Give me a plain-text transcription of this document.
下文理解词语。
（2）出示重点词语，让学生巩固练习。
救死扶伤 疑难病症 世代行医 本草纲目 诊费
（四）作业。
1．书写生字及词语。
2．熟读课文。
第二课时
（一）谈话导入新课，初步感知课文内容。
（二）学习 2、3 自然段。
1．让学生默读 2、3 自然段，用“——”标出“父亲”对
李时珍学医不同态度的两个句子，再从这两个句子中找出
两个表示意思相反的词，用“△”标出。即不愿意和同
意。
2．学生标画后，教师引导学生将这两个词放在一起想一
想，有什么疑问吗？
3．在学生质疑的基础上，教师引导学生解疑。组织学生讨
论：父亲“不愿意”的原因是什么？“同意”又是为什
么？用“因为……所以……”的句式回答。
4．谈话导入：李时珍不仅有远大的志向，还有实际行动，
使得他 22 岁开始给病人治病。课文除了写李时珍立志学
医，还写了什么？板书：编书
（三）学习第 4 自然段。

····················

> Task details
Copy the records above exactly.

> Response to the exercise
Give me a plain-text transcription of this document.
下文理解词语。
（2）出示重点词语，让学生巩固练习。
救死扶伤 疑难病症 世代行医 本草纲目 诊费
（四）作业。
1．书写生字及词语。
2．熟读课文。
第二课时
（一）谈话导入新课，初步感知课文内容。
（二）学习 2、3 自然段。
1．让学生默读 2、3 自然段，用“——”标出“父亲”对
李时珍学医不同态度的两个句子，再从这两个句子中找出
两个表示意思相反的词，用“△”标出。即不愿意和同
意。
2．学生标画后，教师引导学生将这两个词放在一起想一
想，有什么疑问吗？
3．在学生质疑的基础上，教师引导学生解疑。组织学生讨
论：父亲“不愿意”的原因是什么？“同意”又是为什
么？用“因为……所以……”的句式回答。
4．谈话导入：李时珍不仅有远大的志向，还有实际行动，
使得他 22 岁开始给病人治病。课文除了写李时珍立志学
医，还写了什么？板书：编书
（三）学习第 4 自然段。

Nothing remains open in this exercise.